--- Start ---

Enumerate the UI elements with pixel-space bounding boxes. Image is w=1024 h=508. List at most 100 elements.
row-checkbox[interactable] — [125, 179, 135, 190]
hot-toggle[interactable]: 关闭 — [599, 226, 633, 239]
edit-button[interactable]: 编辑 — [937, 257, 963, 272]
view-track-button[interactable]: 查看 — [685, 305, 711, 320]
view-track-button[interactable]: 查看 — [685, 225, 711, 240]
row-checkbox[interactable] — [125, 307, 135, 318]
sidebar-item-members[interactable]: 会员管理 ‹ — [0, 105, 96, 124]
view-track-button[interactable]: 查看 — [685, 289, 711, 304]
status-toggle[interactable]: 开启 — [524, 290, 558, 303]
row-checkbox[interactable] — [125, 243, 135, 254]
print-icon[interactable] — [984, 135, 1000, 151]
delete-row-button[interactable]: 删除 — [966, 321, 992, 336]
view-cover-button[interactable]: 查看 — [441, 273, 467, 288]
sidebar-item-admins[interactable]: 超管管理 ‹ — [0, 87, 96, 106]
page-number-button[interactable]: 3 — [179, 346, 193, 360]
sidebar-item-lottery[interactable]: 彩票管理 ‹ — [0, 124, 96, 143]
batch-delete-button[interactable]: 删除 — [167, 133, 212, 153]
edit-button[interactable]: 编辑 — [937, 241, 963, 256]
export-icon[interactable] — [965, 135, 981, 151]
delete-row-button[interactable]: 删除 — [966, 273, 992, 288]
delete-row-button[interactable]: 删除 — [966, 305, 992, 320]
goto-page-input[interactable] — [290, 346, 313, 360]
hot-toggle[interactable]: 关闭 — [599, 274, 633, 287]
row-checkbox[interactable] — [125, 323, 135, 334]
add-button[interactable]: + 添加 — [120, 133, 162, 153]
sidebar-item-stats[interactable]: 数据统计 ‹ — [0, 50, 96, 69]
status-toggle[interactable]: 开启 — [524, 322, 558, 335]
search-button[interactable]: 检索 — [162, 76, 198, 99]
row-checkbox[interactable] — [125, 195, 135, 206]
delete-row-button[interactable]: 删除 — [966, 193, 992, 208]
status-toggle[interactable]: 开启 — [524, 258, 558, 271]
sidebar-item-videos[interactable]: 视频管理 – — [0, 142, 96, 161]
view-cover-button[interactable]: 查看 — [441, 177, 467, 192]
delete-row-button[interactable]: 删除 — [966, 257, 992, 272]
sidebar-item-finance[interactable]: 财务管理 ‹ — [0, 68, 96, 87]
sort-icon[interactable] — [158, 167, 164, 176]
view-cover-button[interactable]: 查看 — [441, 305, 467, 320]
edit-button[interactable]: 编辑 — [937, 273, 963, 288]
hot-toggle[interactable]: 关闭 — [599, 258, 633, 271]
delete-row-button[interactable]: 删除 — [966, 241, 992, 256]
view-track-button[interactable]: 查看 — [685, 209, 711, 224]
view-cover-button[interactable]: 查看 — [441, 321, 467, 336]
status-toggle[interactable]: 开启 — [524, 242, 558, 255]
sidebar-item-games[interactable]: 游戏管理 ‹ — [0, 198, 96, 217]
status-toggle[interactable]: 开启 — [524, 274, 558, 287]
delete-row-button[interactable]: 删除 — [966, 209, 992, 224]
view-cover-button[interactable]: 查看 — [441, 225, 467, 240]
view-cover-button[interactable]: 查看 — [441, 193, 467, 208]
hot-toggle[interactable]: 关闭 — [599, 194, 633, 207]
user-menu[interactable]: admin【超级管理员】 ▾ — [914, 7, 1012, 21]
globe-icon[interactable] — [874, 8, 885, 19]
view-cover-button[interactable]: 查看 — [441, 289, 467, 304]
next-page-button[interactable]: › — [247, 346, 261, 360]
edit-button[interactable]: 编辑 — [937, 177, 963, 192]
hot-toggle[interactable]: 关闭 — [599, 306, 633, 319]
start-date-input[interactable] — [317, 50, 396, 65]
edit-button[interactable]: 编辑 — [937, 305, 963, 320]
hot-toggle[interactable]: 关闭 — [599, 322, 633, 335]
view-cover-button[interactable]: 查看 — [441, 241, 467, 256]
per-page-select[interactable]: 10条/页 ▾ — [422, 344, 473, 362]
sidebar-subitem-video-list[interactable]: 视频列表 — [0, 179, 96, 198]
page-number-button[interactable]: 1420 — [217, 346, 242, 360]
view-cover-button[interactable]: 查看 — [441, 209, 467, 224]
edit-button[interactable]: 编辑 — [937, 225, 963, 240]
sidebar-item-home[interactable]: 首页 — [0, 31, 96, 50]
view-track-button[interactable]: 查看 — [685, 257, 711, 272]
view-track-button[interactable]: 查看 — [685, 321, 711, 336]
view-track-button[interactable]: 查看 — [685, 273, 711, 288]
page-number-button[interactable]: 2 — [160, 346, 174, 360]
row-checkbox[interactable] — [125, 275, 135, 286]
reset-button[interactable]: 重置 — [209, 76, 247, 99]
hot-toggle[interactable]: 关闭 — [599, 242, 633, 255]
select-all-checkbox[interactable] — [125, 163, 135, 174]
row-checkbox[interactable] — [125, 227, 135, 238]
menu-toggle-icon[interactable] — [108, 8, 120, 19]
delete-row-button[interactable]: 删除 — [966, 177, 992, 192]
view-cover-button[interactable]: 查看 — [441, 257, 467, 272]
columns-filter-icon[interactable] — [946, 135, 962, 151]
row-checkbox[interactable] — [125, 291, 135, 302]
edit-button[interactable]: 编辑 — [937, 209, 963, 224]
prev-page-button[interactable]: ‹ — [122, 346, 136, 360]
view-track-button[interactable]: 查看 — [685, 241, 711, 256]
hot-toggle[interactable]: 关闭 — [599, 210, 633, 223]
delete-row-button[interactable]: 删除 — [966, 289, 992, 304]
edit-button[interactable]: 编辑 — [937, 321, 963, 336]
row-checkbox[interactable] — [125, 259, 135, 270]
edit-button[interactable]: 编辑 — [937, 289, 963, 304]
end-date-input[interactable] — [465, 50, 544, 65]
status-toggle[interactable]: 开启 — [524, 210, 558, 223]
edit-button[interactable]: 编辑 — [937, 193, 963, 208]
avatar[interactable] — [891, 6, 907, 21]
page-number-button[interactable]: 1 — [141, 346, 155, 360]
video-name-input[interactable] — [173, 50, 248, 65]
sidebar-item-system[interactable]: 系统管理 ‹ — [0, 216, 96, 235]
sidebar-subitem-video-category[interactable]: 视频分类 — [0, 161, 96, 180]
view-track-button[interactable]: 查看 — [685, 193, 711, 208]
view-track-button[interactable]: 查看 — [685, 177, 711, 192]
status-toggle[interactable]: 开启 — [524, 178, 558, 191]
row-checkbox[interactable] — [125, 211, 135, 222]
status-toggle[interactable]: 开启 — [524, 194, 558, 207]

--- End ---

• **EXERCISE OBJECTIVE**
Render the material above as a JSON list of strings, one string per line, from its first line through the line that contains "sidebar-item-stats[interactable]: 数据统计 ‹", with both of those lines included and blank lines left out.

• **RESPONSE BELOW**
[
  "Enumerate the UI elements with pixel-space bounding boxes. Image is w=1024 h=508. List at most 100 elements.",
  "row-checkbox[interactable] — [125, 179, 135, 190]",
  "hot-toggle[interactable]: 关闭 — [599, 226, 633, 239]",
  "edit-button[interactable]: 编辑 — [937, 257, 963, 272]",
  "view-track-button[interactable]: 查看 — [685, 305, 711, 320]",
  "view-track-button[interactable]: 查看 — [685, 225, 711, 240]",
  "row-checkbox[interactable] — [125, 307, 135, 318]",
  "sidebar-item-members[interactable]: 会员管理 ‹ — [0, 105, 96, 124]",
  "view-track-button[interactable]: 查看 — [685, 289, 711, 304]",
  "status-toggle[interactable]: 开启 — [524, 290, 558, 303]",
  "row-checkbox[interactable] — [125, 243, 135, 254]",
  "print-icon[interactable] — [984, 135, 1000, 151]",
  "delete-row-button[interactable]: 删除 — [966, 321, 992, 336]",
  "view-cover-button[interactable]: 查看 — [441, 273, 467, 288]",
  "sidebar-item-admins[interactable]: 超管管理 ‹ — [0, 87, 96, 106]",
  "page-number-button[interactable]: 3 — [179, 346, 193, 360]",
  "sidebar-item-lottery[interactable]: 彩票管理 ‹ — [0, 124, 96, 143]",
  "batch-delete-button[interactable]: 删除 — [167, 133, 212, 153]",
  "edit-button[interactable]: 编辑 — [937, 241, 963, 256]",
  "export-icon[interactable] — [965, 135, 981, 151]",
  "delete-row-button[interactable]: 删除 — [966, 273, 992, 288]",
  "delete-row-button[interactable]: 删除 — [966, 305, 992, 320]",
  "goto-page-input[interactable] — [290, 346, 313, 360]",
  "hot-toggle[interactable]: 关闭 — [599, 274, 633, 287]",
  "row-checkbox[interactable] — [125, 323, 135, 334]",
  "add-button[interactable]: + 添加 — [120, 133, 162, 153]",
  "sidebar-item-stats[interactable]: 数据统计 ‹ — [0, 50, 96, 69]"
]